Give only the number of lines that hold the word "quoque".

Items listed in a dataset
'''
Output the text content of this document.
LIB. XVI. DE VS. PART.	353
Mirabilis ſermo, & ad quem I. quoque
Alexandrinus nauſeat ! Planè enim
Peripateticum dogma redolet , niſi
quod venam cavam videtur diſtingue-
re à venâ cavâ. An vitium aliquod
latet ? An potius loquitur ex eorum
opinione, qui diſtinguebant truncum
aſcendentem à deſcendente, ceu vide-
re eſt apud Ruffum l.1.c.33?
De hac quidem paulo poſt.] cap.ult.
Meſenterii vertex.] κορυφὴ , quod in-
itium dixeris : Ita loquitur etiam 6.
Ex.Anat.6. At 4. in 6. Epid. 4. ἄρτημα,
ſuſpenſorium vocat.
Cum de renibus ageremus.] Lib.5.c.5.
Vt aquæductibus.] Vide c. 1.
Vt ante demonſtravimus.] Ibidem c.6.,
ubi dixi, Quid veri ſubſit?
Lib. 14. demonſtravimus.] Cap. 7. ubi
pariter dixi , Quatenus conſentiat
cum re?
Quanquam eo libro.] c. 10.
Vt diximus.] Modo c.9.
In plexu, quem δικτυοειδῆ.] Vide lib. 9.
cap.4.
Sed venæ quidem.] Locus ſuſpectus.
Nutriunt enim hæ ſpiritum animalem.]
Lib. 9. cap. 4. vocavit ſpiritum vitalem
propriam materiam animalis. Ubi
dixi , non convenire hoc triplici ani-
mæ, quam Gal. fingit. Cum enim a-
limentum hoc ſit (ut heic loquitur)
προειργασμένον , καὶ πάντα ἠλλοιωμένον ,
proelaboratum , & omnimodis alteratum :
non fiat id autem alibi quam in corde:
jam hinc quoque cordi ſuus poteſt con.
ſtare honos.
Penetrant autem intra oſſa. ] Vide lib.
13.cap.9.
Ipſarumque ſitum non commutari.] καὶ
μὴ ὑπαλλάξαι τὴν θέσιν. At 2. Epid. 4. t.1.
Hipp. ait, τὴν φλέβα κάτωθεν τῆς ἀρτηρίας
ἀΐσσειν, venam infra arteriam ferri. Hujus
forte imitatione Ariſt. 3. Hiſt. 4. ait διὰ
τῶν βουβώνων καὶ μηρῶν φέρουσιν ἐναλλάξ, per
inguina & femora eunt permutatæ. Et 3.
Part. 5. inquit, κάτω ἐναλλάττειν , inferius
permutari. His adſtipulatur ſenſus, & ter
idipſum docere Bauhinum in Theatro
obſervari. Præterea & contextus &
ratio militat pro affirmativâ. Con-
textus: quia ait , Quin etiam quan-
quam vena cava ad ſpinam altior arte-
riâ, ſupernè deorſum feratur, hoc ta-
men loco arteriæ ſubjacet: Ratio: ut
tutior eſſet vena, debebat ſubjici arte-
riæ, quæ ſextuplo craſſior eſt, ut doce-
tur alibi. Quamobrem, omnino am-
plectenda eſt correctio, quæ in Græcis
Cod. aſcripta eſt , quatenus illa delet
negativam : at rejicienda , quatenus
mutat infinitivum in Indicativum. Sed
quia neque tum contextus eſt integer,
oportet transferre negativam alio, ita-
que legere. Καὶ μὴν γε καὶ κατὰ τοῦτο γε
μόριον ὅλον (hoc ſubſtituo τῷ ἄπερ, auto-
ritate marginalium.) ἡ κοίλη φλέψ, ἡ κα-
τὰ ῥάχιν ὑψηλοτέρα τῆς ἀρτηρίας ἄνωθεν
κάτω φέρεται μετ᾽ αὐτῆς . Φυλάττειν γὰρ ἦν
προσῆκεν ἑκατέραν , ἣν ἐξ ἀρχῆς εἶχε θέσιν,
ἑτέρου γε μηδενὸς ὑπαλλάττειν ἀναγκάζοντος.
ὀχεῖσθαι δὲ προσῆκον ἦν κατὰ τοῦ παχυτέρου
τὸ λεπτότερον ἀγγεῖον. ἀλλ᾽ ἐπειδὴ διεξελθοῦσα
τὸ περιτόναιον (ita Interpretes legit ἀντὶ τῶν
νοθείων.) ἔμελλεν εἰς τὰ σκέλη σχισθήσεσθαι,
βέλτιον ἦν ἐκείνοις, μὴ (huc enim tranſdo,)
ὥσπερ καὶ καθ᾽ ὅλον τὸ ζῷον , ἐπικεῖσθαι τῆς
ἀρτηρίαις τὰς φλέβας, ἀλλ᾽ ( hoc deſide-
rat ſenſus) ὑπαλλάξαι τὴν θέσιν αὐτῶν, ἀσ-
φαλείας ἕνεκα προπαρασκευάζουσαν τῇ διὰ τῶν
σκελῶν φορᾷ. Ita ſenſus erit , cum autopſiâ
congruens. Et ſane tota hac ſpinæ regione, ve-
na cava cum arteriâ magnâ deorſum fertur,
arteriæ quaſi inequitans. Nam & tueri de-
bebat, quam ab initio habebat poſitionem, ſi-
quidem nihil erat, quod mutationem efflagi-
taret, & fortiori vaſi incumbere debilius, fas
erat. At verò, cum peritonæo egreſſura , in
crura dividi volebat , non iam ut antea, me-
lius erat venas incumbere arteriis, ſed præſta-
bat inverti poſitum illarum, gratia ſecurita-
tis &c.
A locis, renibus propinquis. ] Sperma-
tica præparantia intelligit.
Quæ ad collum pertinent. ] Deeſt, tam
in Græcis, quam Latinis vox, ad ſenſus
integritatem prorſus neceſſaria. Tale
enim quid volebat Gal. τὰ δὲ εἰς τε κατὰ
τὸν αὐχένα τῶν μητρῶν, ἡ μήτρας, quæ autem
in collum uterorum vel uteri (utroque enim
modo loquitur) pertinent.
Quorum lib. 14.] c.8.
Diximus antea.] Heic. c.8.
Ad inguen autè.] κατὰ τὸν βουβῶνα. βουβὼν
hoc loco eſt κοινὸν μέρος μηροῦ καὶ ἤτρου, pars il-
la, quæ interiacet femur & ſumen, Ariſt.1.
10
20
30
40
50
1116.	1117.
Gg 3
'''
▸ EXPECTED ANSWER: 2